Task requirements :: Could you write out every entry exactly as it stands?
>> Begin Extracted entries
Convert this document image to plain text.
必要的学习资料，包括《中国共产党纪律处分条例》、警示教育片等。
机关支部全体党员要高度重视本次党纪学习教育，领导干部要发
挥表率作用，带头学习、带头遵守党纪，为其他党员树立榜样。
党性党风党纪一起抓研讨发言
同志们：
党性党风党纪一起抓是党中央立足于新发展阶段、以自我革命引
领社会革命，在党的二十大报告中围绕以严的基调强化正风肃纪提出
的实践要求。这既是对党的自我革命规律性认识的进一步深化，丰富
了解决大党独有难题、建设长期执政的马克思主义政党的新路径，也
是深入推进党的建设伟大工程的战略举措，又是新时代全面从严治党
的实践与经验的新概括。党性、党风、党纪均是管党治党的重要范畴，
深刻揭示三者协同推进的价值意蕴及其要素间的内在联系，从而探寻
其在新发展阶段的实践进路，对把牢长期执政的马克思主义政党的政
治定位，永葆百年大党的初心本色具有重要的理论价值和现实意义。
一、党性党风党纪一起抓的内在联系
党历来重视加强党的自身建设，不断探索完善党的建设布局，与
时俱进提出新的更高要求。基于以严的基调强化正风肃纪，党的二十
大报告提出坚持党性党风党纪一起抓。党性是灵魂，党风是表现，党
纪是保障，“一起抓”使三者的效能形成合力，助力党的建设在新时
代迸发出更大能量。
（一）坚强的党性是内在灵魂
>> End Extracted entries
Expected output ::
Convert this document image to plain text.
必要的学习资料，包括《中国共产党纪律处分条例》、警示教育片等。
机关支部全体党员要高度重视本次党纪学习教育，领导干部要发
挥表率作用，带头学习、带头遵守党纪，为其他党员树立榜样。
党性党风党纪一起抓研讨发言
同志们：
党性党风党纪一起抓是党中央立足于新发展阶段、以自我革命引
领社会革命，在党的二十大报告中围绕以严的基调强化正风肃纪提出
的实践要求。这既是对党的自我革命规律性认识的进一步深化，丰富
了解决大党独有难题、建设长期执政的马克思主义政党的新路径，也
是深入推进党的建设伟大工程的战略举措，又是新时代全面从严治党
的实践与经验的新概括。党性、党风、党纪均是管党治党的重要范畴，
深刻揭示三者协同推进的价值意蕴及其要素间的内在联系，从而探寻
其在新发展阶段的实践进路，对把牢长期执政的马克思主义政党的政
治定位，永葆百年大党的初心本色具有重要的理论价值和现实意义。
一、党性党风党纪一起抓的内在联系
党历来重视加强党的自身建设，不断探索完善党的建设布局，与
时俱进提出新的更高要求。基于以严的基调强化正风肃纪，党的二十
大报告提出坚持党性党风党纪一起抓。党性是灵魂，党风是表现，党
纪是保障，“一起抓”使三者的效能形成合力，助力党的建设在新时
代迸发出更大能量。
（一）坚强的党性是内在灵魂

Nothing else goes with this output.